**Exercise prompt:** Return each line of the listing below, unchanged, and omit the images.
------------------------------------------------
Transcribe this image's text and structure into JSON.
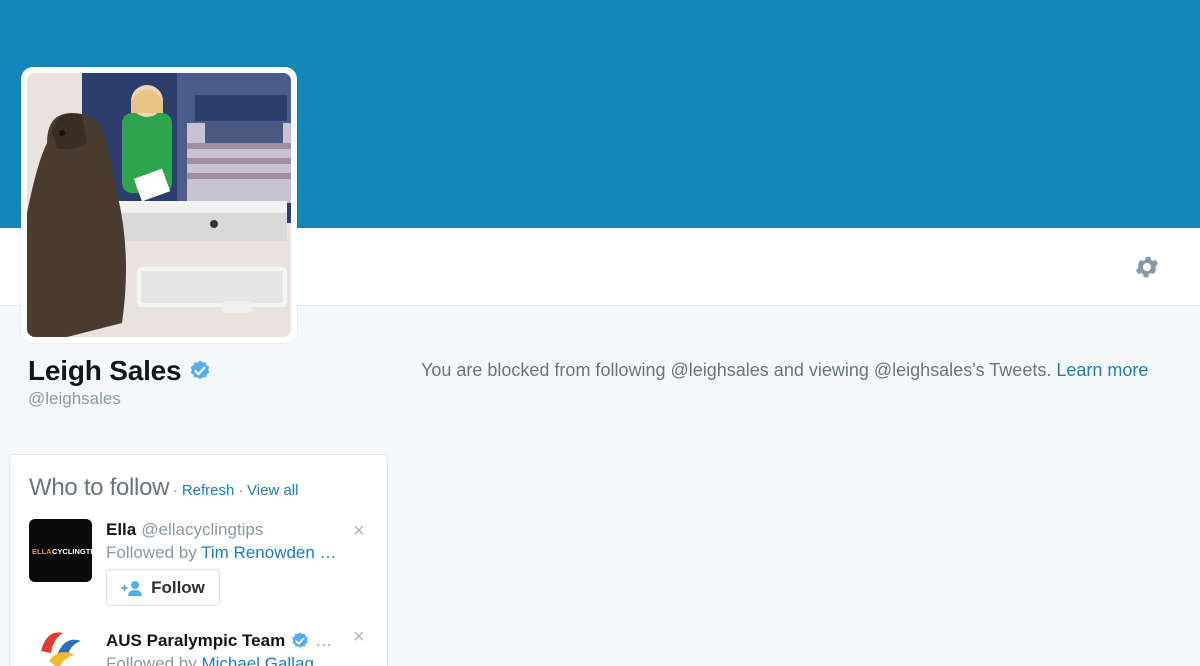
{
  "profile": {
    "name": "Leigh Sales",
    "handle": "@leighsales"
  },
  "blocked": {
    "message": "You are blocked from following @leighsales and viewing @leighsales's Tweets.",
    "learn_more": "Learn more"
  },
  "who_to_follow": {
    "title": "Who to follow",
    "separator": "·",
    "refresh": "Refresh",
    "view_all": "View all",
    "accounts": [
      {
        "name": "Ella",
        "handle": "@ellacyclingtips",
        "followed_by_label": "Followed by",
        "followed_by_user": "Tim Renowden …",
        "follow_label": "Follow",
        "avatar_text_1": "ELLA",
        "avatar_text_2": "CYCLINGTIPS"
      },
      {
        "name": "AUS Paralympic Team",
        "ellipsis": "…",
        "followed_by_label": "Followed by",
        "followed_by_user": "Michael Gallag"
      }
    ],
    "close_glyph": "×"
  },
  "colors": {
    "banner": "#1487b8",
    "link": "#1b7fb5",
    "verified": "#55acee"
  },
  "icons": {
    "settings": "gear-icon",
    "verified": "verified-badge-icon",
    "close": "close-icon",
    "follow": "add-user-icon"
  }
}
------------------------------------------------
**Answer to the problem:**
Transcribe this image's text and structure into JSON.
{
  "profile": {
    "name": "Leigh Sales",
    "handle": "@leighsales"
  },
  "blocked": {
    "message": "You are blocked from following @leighsales and viewing @leighsales's Tweets.",
    "learn_more": "Learn more"
  },
  "who_to_follow": {
    "title": "Who to follow",
    "separator": "·",
    "refresh": "Refresh",
    "view_all": "View all",
    "accounts": [
      {
        "name": "Ella",
        "handle": "@ellacyclingtips",
        "followed_by_label": "Followed by",
        "followed_by_user": "Tim Renowden …",
        "follow_label": "Follow",
        "avatar_text_1": "ELLA",
        "avatar_text_2": "CYCLINGTIPS"
      },
      {
        "name": "AUS Paralympic Team",
        "ellipsis": "…",
        "followed_by_label": "Followed by",
        "followed_by_user": "Michael Gallag"
      }
    ],
    "close_glyph": "×"
  },
  "colors": {
    "banner": "#1487b8",
    "link": "#1b7fb5",
    "verified": "#55acee"
  },
  "icons": {
    "settings": "gear-icon",
    "verified": "verified-badge-icon",
    "close": "close-icon",
    "follow": "add-user-icon"
  }
}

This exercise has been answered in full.